Task inputs:
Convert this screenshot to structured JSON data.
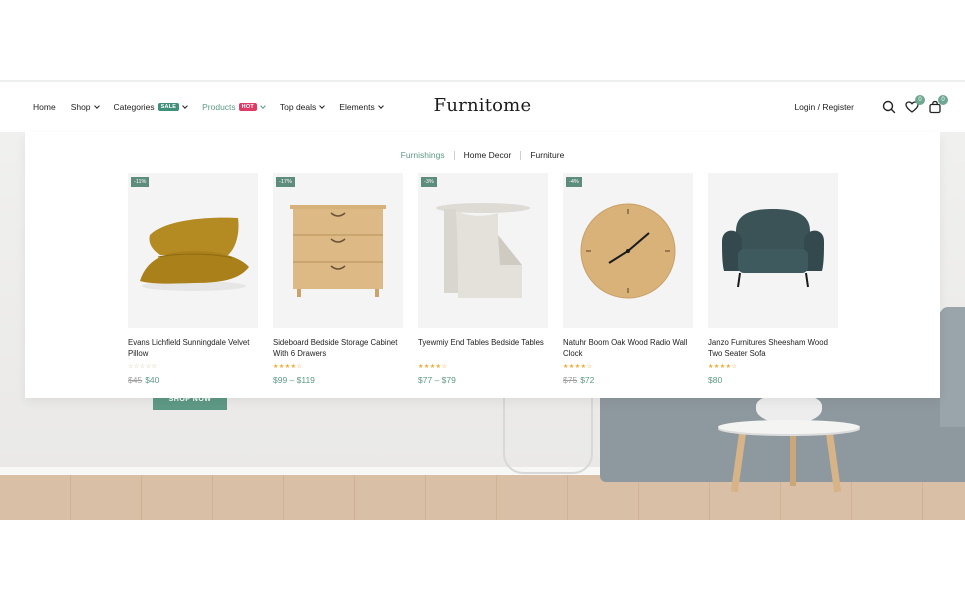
{
  "header": {
    "nav": [
      {
        "label": "Home",
        "chevron": false
      },
      {
        "label": "Shop",
        "chevron": true
      },
      {
        "label": "Categories",
        "chevron": true,
        "badge": "SALE",
        "badge_color": "#3f8f7a"
      },
      {
        "label": "Products",
        "chevron": true,
        "badge": "HOT",
        "badge_color": "#e03b67",
        "active": true
      },
      {
        "label": "Top deals",
        "chevron": true
      },
      {
        "label": "Elements",
        "chevron": true
      }
    ],
    "logo": "Furnitome",
    "login_label": "Login / Register",
    "wishlist_count": "0",
    "cart_count": "0"
  },
  "mega_menu": {
    "tabs": [
      "Furnishings",
      "Home Decor",
      "Furniture"
    ],
    "active_tab": "Furnishings",
    "products": [
      {
        "discount": "-11%",
        "name": "Evans Lichfield Sunningdale Velvet Pillow",
        "old_price": "$45",
        "price": "$40",
        "rating": 0
      },
      {
        "discount": "-17%",
        "name": "Sideboard Bedside Storage Cabinet With 6 Drawers",
        "old_price": "",
        "price": "$99 – $119",
        "rating": 4
      },
      {
        "discount": "-3%",
        "name": "Tyewmiy End Tables Bedside Tables",
        "old_price": "",
        "price": "$77 – $79",
        "rating": 4
      },
      {
        "discount": "-4%",
        "name": "Natuhr Boom Oak Wood Radio Wall Clock",
        "old_price": "$75",
        "price": "$72",
        "rating": 4
      },
      {
        "discount": "",
        "name": "Janzo Furnitures Sheesham Wood Two Seater Sofa",
        "old_price": "",
        "price": "$80",
        "rating": 4
      }
    ]
  },
  "hero": {
    "cta_label": "SHOP NOW"
  },
  "colors": {
    "accent": "#5e9a86",
    "star": "#f2a92e"
  }
}
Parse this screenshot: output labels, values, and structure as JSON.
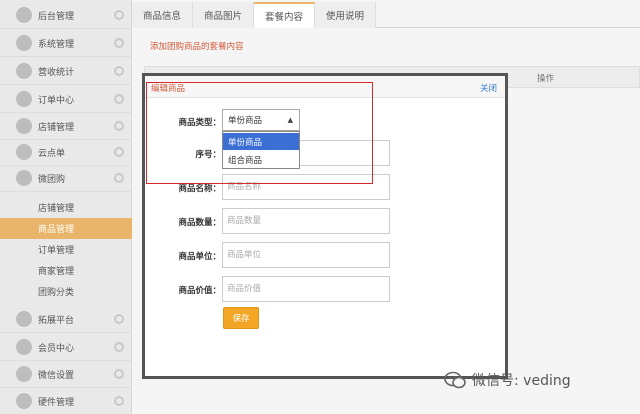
{
  "sidebar": {
    "items": [
      {
        "label": "后台管理",
        "icon": "home-icon"
      },
      {
        "label": "系统管理",
        "icon": "system-icon"
      },
      {
        "label": "营收统计",
        "icon": "chart-icon"
      },
      {
        "label": "订单中心",
        "icon": "order-icon"
      },
      {
        "label": "店铺管理",
        "icon": "store-icon"
      },
      {
        "label": "云点单",
        "icon": "cloud-icon"
      },
      {
        "label": "微团购",
        "icon": "group-icon"
      }
    ],
    "sub_items": [
      {
        "label": "店铺管理",
        "active": false
      },
      {
        "label": "商品管理",
        "active": true
      },
      {
        "label": "订单管理",
        "active": false
      },
      {
        "label": "商家管理",
        "active": false
      },
      {
        "label": "团购分类",
        "active": false
      }
    ],
    "bottom_items": [
      {
        "label": "拓展平台",
        "icon": "expand-icon"
      },
      {
        "label": "会员中心",
        "icon": "member-icon"
      },
      {
        "label": "微信设置",
        "icon": "wechat-icon"
      },
      {
        "label": "硬件管理",
        "icon": "hardware-icon"
      }
    ]
  },
  "tabs": [
    {
      "label": "商品信息",
      "active": false
    },
    {
      "label": "商品图片",
      "active": false
    },
    {
      "label": "套餐内容",
      "active": true
    },
    {
      "label": "使用说明",
      "active": false
    }
  ],
  "hint": "添加团购商品的套餐内容",
  "table": {
    "op_header": "操作"
  },
  "modal": {
    "title": "编辑商品",
    "close_label": "关闭",
    "fields": {
      "type_label": "商品类型：",
      "type_value": "单份商品",
      "type_options": [
        "单份商品",
        "组合商品"
      ],
      "seq_label": "序号：",
      "name_label": "商品名称：",
      "name_placeholder": "商品名称",
      "qty_label": "商品数量：",
      "qty_placeholder": "商品数量",
      "unit_label": "商品单位：",
      "unit_placeholder": "商品单位",
      "price_label": "商品价值：",
      "price_placeholder": "商品价值"
    },
    "save_label": "保存"
  },
  "watermark": "微信号: veding",
  "colors": {
    "accent": "#e8b56a",
    "save": "#f2a623",
    "selected_option": "#3b6fd4",
    "annotation": "#d62b2b",
    "hint": "#d25a3a"
  }
}
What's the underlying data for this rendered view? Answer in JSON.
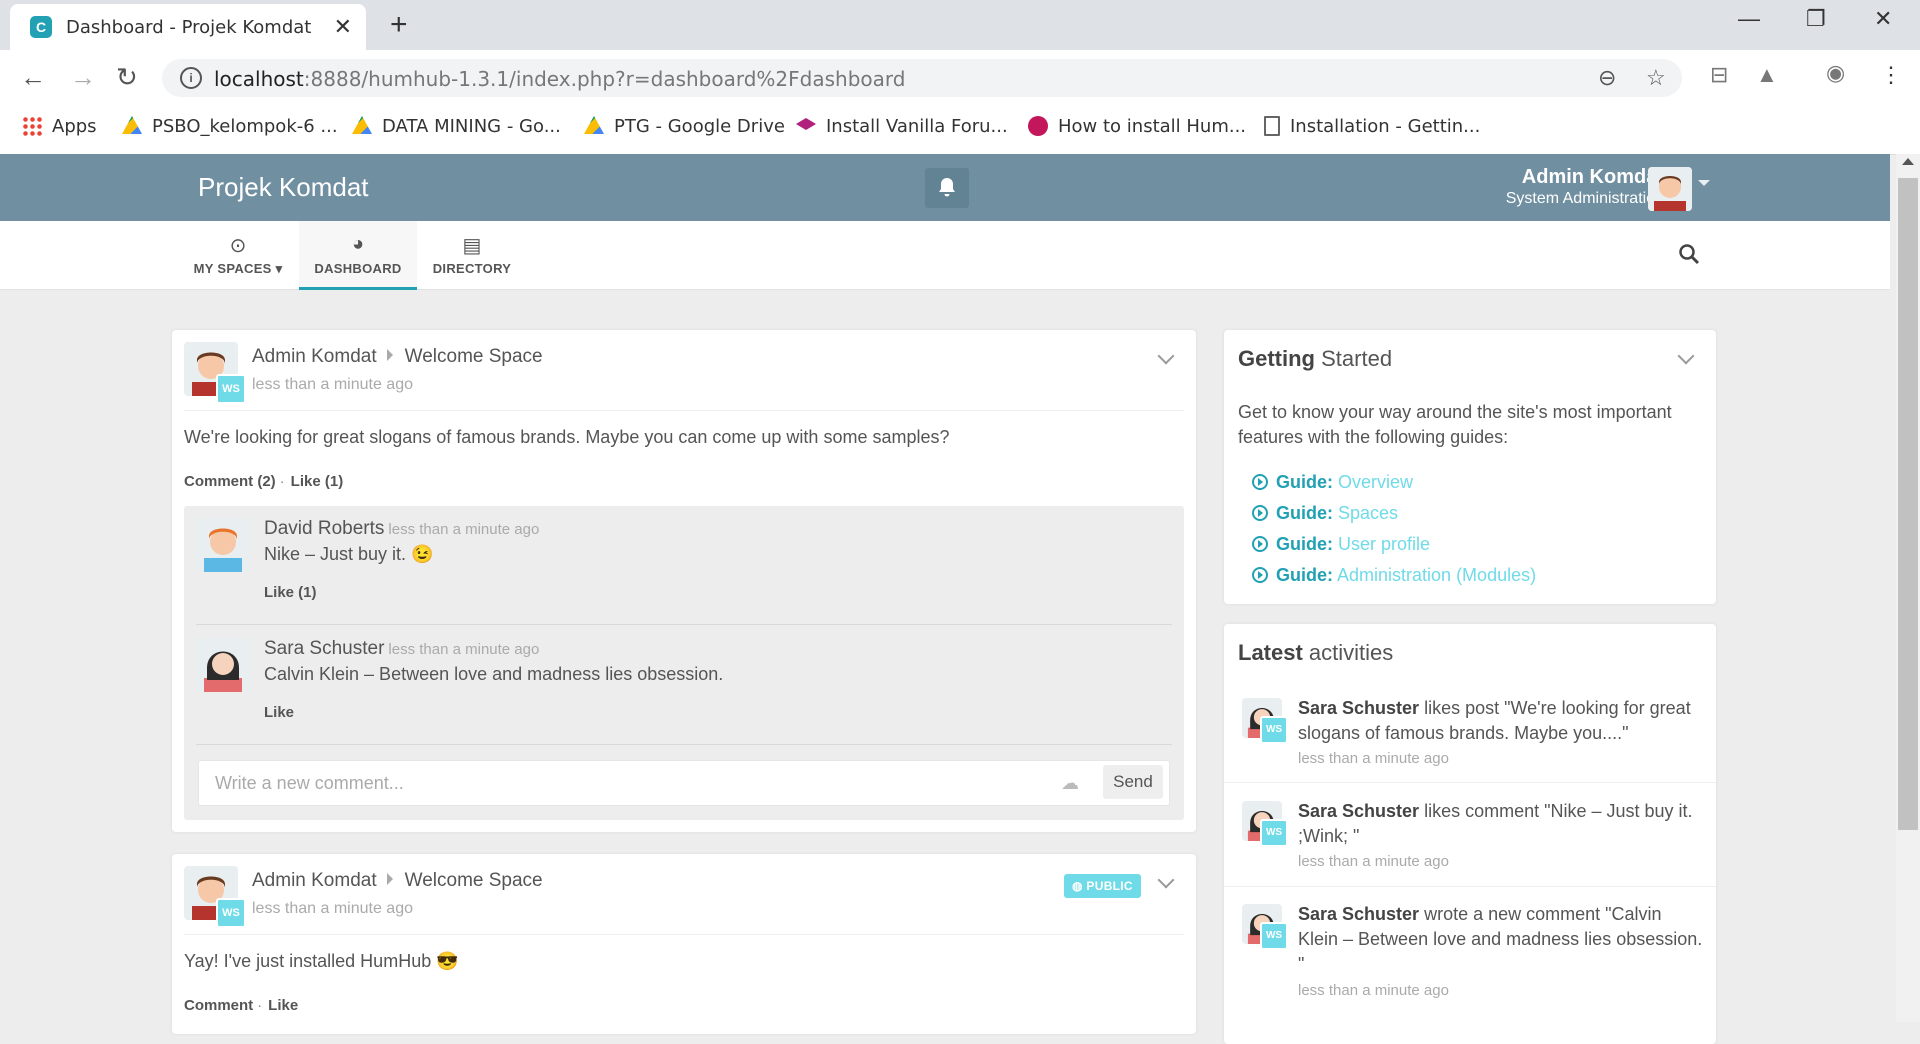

Requirement: Show each line holding the word "data".

Exercise output:
Convert this screenshot to structured JSON data.
What's the underlying data for this rendered view? Answer in JSON.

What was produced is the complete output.